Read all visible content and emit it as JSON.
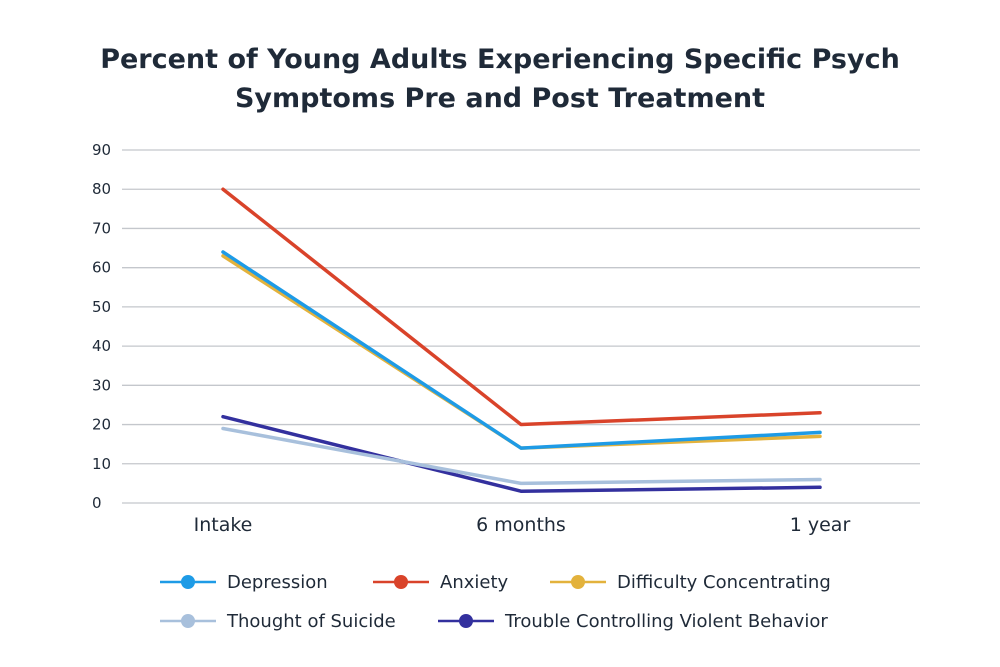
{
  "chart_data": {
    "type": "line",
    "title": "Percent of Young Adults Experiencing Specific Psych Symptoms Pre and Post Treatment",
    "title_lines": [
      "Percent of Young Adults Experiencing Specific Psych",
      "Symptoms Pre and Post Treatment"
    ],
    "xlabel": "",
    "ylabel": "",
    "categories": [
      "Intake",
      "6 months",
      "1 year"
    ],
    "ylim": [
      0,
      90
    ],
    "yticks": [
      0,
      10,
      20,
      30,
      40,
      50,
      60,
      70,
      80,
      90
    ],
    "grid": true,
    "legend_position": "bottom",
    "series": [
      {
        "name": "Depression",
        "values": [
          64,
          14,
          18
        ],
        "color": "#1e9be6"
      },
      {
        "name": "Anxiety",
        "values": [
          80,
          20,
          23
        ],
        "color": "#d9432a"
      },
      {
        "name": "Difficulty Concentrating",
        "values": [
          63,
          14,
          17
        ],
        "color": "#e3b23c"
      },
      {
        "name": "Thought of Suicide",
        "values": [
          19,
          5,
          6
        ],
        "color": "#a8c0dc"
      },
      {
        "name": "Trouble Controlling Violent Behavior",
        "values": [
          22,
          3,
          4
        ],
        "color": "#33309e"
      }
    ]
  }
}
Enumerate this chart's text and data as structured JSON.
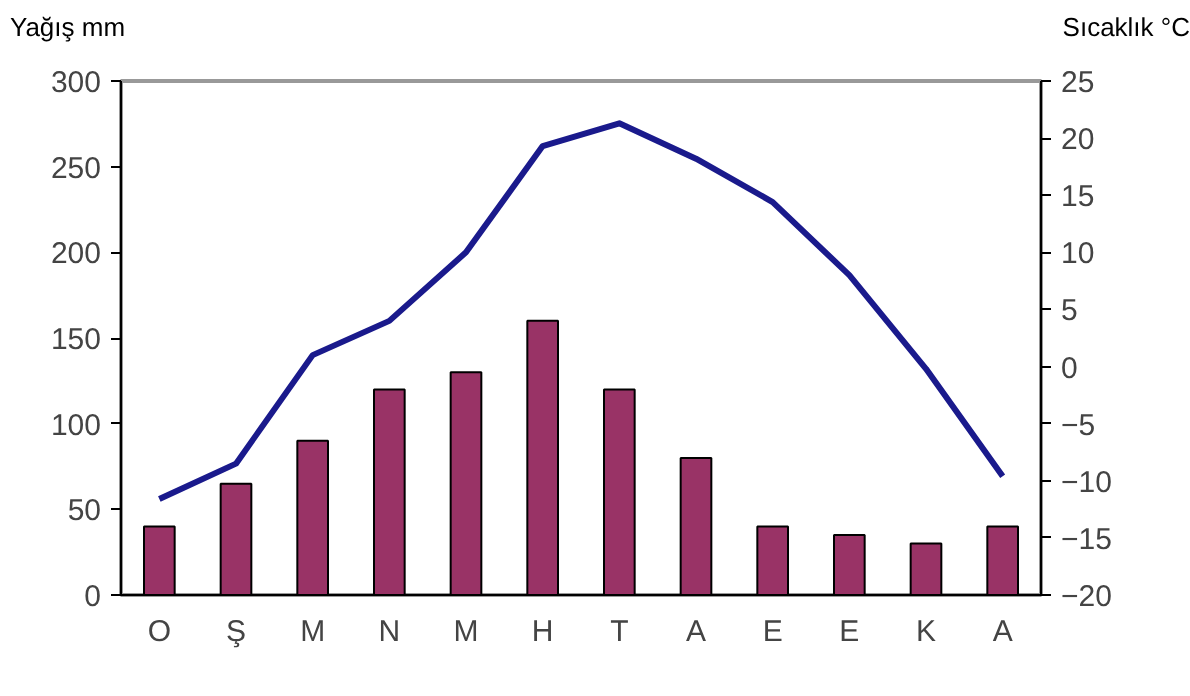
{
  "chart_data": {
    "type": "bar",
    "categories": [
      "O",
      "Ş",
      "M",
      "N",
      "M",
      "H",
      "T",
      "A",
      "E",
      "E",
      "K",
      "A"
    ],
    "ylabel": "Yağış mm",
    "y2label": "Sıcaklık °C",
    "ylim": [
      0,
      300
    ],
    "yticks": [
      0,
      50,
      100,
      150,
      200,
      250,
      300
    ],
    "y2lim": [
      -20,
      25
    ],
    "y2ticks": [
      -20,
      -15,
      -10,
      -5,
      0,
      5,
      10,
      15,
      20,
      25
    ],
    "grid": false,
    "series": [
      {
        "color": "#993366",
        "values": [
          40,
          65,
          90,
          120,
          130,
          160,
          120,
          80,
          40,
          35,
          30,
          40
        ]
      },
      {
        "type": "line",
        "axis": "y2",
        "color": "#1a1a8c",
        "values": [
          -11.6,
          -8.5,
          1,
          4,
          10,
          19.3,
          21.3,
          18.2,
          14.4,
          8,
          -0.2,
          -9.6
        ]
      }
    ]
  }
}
☆ ☆ ☆ ☆ ☆ ☆ ☆
**EXERCISE DESCRIPTION:**
Each line from the one that contains "Enumerate this chart's" to the end of the listing must be quoted exactly; no other line and no picture belongs in the copy.

**SOLUTION BELOW:**
Enumerate this chart's text and data as structured JSON.
{
  "chart_data": {
    "type": "bar",
    "categories": [
      "O",
      "Ş",
      "M",
      "N",
      "M",
      "H",
      "T",
      "A",
      "E",
      "E",
      "K",
      "A"
    ],
    "ylabel": "Yağış mm",
    "y2label": "Sıcaklık °C",
    "ylim": [
      0,
      300
    ],
    "yticks": [
      0,
      50,
      100,
      150,
      200,
      250,
      300
    ],
    "y2lim": [
      -20,
      25
    ],
    "y2ticks": [
      -20,
      -15,
      -10,
      -5,
      0,
      5,
      10,
      15,
      20,
      25
    ],
    "grid": false,
    "series": [
      {
        "color": "#993366",
        "values": [
          40,
          65,
          90,
          120,
          130,
          160,
          120,
          80,
          40,
          35,
          30,
          40
        ]
      },
      {
        "type": "line",
        "axis": "y2",
        "color": "#1a1a8c",
        "values": [
          -11.6,
          -8.5,
          1,
          4,
          10,
          19.3,
          21.3,
          18.2,
          14.4,
          8,
          -0.2,
          -9.6
        ]
      }
    ]
  }
}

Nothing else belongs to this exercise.